### Problem statement
Determine how many lines in the data below contain "воды" and write only that number.
──────────────────────────────
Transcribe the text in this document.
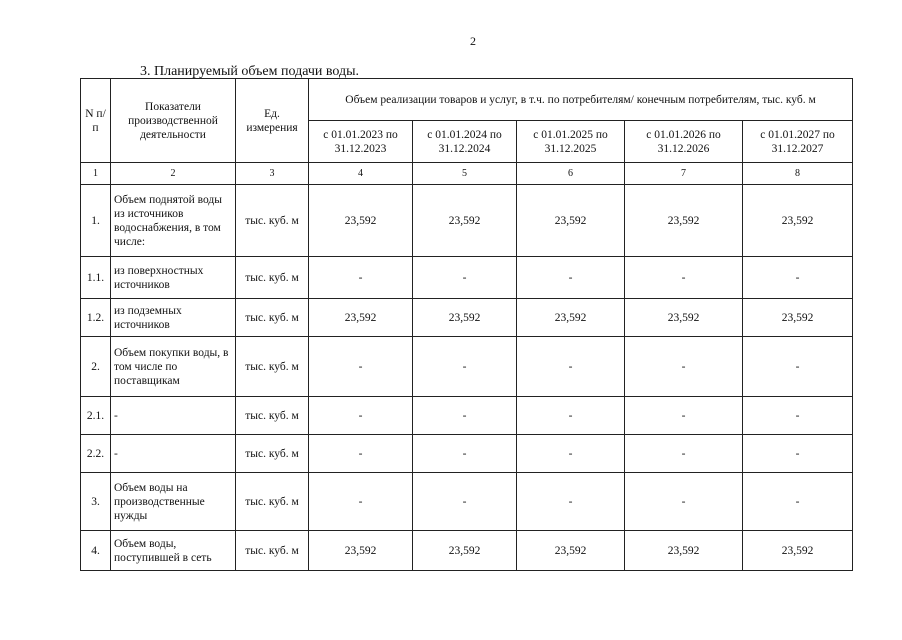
2
3. Планируемый объем подачи воды.
N п/п	Показатели производственной деятельности	Ед. измерения	Объем реализации товаров и услуг, в т.ч. по потребителям/ конечным потребителям, тыс. куб. м				
			с 01.01.2023 по 31.12.2023	с 01.01.2024 по 31.12.2024	с 01.01.2025 по 31.12.2025	с 01.01.2026 по 31.12.2026	с 01.01.2027 по 31.12.2027
1	2	3	4	5	6	7	8
1.	Объем поднятой воды из источников водоснабжения, в том числе:	тыс. куб. м	23,592	23,592	23,592	23,592	23,592
1.1.	из поверхностных источников	тыс. куб. м	-	-	-	-	-
1.2.	из подземных источников	тыс. куб. м	23,592	23,592	23,592	23,592	23,592
2.	Объем покупки воды, в том числе по поставщикам	тыс. куб. м	-	-	-	-	-
2.1.	-	тыс. куб. м	-	-	-	-	-
2.2.	-	тыс. куб. м	-	-	-	-	-
3.	Объем воды на производственные нужды	тыс. куб. м	-	-	-	-	-
4.	Объем воды, поступившей в сеть	тыс. куб. м	23,592	23,592	23,592	23,592	23,592
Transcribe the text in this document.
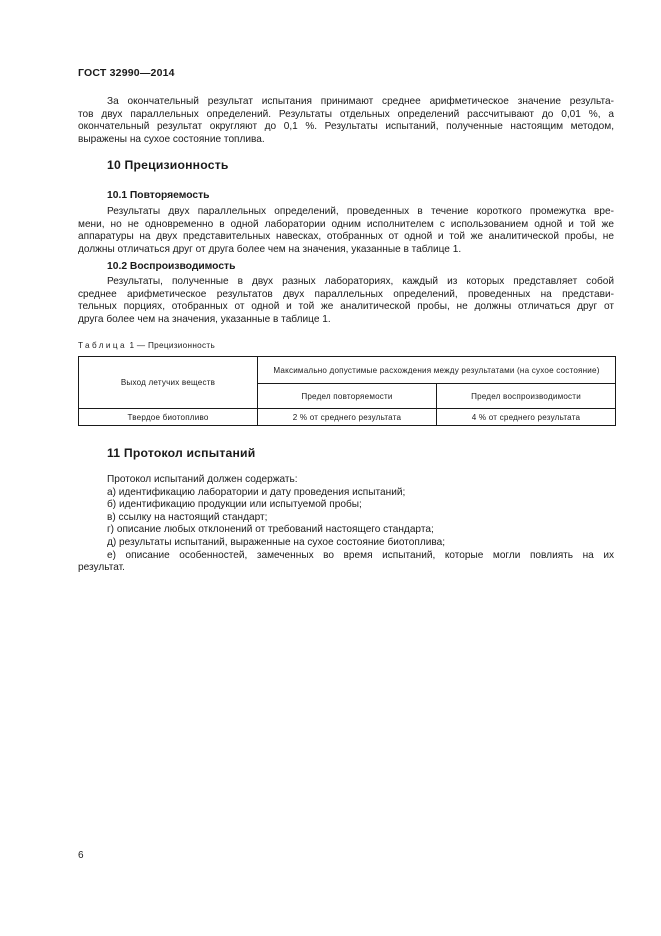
ГОСТ 32990—2014
За окончательный результат испытания принимают среднее арифметическое значение результа-
тов двух параллельных определений. Результаты отдельных определений рассчитывают до 0,01 %, а
окончательный результат округляют до 0,1 %. Результаты испытаний, полученные настоящим методом,
выражены на сухое состояние топлива.
10 Прецизионность
10.1 Повторяемость
Результаты двух параллельных определений, проведенных в течение короткого промежутка вре-
мени, но не одновременно в одной лаборатории одним исполнителем с использованием одной и той же
аппаратуры на двух представительных навесках, отобранных от одной и той же аналитической пробы, не
должны отличаться друг от друга более чем на значения, указанные в таблице 1.
10.2 Воспроизводимость
Результаты, полученные в двух разных лабораториях, каждый из которых представляет собой
среднее арифметическое результатов двух параллельных определений, проведенных на представи-
тельных порциях, отобранных от одной и той же аналитической пробы, не должны отличаться друг от
друга более чем на значения, указанные в таблице 1.
Таблица 1 — Прецизионность
Выход летучих веществ	Максимально допустимые расхождения между результатами (на сухое состояние)	
	Предел повторяемости	Предел воспроизводимости
Твердое биотопливо	2 % от среднего результата	4 % от среднего результата
11 Протокол испытаний
Протокол испытаний должен содержать:
а) идентификацию лаборатории и дату проведения испытаний;
б) идентификацию продукции или испытуемой пробы;
в) ссылку на настоящий стандарт;
г) описание любых отклонений от требований настоящего стандарта;
д) результаты испытаний, выраженные на сухое состояние биотоплива;
е) описание особенностей, замеченных во время испытаний, которые могли повлиять на их
результат.
6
──────────────────────────────
### Problem solution
5